• _Given exercise_
Return every record verbatim.

• _Given information_
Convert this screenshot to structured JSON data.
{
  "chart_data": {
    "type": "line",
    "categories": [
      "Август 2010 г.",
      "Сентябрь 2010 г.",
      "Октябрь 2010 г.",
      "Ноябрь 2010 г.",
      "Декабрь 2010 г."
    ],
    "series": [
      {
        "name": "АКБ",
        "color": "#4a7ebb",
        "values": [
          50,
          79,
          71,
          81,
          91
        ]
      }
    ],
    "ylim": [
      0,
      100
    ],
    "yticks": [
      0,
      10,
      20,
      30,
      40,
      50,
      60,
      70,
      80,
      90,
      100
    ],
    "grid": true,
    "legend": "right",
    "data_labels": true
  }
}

• _Task response_
Convert this screenshot to structured JSON data.
{
  "chart_data": {
    "type": "line",
    "categories": [
      "Август 2010 г.",
      "Сентябрь 2010 г.",
      "Октябрь 2010 г.",
      "Ноябрь 2010 г.",
      "Декабрь 2010 г."
    ],
    "series": [
      {
        "name": "АКБ",
        "color": "#4a7ebb",
        "values": [
          50,
          79,
          71,
          81,
          91
        ]
      }
    ],
    "ylim": [
      0,
      100
    ],
    "yticks": [
      0,
      10,
      20,
      30,
      40,
      50,
      60,
      70,
      80,
      90,
      100
    ],
    "grid": true,
    "legend": "right",
    "data_labels": true
  }
}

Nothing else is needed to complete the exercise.